Task objective – Find the word "prefix" in the listing below, then return every line it appears in.

Data section –
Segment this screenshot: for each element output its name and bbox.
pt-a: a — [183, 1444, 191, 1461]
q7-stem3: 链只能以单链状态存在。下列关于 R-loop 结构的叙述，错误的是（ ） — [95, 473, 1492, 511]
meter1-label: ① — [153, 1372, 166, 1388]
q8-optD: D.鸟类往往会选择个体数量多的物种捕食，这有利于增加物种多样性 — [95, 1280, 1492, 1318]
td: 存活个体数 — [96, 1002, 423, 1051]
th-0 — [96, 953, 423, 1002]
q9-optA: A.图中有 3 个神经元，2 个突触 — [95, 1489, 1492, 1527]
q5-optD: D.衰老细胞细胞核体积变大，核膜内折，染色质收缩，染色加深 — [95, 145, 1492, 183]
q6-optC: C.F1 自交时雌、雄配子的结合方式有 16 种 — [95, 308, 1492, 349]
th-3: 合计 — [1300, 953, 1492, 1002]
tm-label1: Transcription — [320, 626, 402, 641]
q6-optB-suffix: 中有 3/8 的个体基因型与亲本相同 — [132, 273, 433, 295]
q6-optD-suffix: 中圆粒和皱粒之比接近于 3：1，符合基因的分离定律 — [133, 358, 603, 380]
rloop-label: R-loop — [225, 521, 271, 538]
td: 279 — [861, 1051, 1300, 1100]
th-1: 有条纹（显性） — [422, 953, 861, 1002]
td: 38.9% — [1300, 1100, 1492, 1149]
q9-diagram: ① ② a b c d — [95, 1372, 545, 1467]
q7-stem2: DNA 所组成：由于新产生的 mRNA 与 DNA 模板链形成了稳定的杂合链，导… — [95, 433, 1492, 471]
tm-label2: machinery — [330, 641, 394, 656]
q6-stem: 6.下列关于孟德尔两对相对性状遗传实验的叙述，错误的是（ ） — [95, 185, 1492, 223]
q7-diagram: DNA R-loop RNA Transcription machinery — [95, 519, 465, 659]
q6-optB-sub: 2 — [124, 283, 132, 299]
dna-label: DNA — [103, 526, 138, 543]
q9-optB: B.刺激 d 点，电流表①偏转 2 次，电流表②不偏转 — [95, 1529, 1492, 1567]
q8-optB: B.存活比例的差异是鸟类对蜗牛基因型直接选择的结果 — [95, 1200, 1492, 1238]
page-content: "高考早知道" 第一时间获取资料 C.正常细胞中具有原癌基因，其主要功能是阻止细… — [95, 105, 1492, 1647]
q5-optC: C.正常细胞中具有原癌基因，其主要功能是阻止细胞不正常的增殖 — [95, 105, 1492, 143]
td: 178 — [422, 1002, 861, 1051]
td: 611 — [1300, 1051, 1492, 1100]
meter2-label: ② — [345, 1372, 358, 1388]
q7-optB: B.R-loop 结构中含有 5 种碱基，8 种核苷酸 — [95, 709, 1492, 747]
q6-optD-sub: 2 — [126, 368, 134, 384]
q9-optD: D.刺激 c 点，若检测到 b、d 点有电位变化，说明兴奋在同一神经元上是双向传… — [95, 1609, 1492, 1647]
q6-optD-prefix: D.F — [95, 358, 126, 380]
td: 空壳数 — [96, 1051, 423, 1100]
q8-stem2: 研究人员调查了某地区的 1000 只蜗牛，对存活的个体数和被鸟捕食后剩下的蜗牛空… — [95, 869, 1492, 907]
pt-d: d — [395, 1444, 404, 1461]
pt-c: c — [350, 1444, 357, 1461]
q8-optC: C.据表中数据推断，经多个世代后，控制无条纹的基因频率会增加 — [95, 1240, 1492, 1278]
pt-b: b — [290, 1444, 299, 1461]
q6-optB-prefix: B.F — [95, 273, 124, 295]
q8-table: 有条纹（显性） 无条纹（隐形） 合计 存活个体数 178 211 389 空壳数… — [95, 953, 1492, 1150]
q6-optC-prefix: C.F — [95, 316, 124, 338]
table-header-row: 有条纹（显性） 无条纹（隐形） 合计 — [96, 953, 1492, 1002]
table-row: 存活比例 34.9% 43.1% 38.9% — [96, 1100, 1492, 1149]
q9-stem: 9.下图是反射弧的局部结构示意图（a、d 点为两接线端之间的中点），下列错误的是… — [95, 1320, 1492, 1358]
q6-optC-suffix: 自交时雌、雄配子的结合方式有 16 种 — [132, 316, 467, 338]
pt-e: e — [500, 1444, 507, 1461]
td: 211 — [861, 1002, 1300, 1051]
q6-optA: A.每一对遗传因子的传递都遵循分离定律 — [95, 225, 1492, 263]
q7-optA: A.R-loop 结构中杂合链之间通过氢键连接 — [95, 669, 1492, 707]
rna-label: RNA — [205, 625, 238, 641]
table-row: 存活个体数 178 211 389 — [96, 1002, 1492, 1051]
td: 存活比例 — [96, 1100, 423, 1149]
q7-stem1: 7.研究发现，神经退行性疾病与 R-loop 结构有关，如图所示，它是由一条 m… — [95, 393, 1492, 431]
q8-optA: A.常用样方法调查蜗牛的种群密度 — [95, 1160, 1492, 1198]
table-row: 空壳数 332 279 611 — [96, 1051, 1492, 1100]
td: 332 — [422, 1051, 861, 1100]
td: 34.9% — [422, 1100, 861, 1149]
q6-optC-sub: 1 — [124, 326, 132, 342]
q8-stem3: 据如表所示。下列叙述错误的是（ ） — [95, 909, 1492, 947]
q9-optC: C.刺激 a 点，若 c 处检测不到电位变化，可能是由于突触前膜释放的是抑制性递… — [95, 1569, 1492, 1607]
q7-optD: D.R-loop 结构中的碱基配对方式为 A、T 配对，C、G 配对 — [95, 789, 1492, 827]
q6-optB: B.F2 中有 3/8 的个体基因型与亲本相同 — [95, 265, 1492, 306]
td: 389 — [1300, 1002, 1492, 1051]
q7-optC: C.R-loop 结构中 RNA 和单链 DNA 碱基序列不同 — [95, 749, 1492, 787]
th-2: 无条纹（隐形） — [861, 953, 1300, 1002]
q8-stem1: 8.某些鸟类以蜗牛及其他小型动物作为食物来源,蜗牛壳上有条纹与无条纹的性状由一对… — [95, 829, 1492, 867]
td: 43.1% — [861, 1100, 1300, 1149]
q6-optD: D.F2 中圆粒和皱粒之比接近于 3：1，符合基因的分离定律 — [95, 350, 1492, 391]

Exercise response –
q6-optD-prefix: D.F — [95, 358, 126, 380]
q6-optB-prefix: B.F — [95, 273, 124, 295]
q6-optC-prefix: C.F — [95, 316, 124, 338]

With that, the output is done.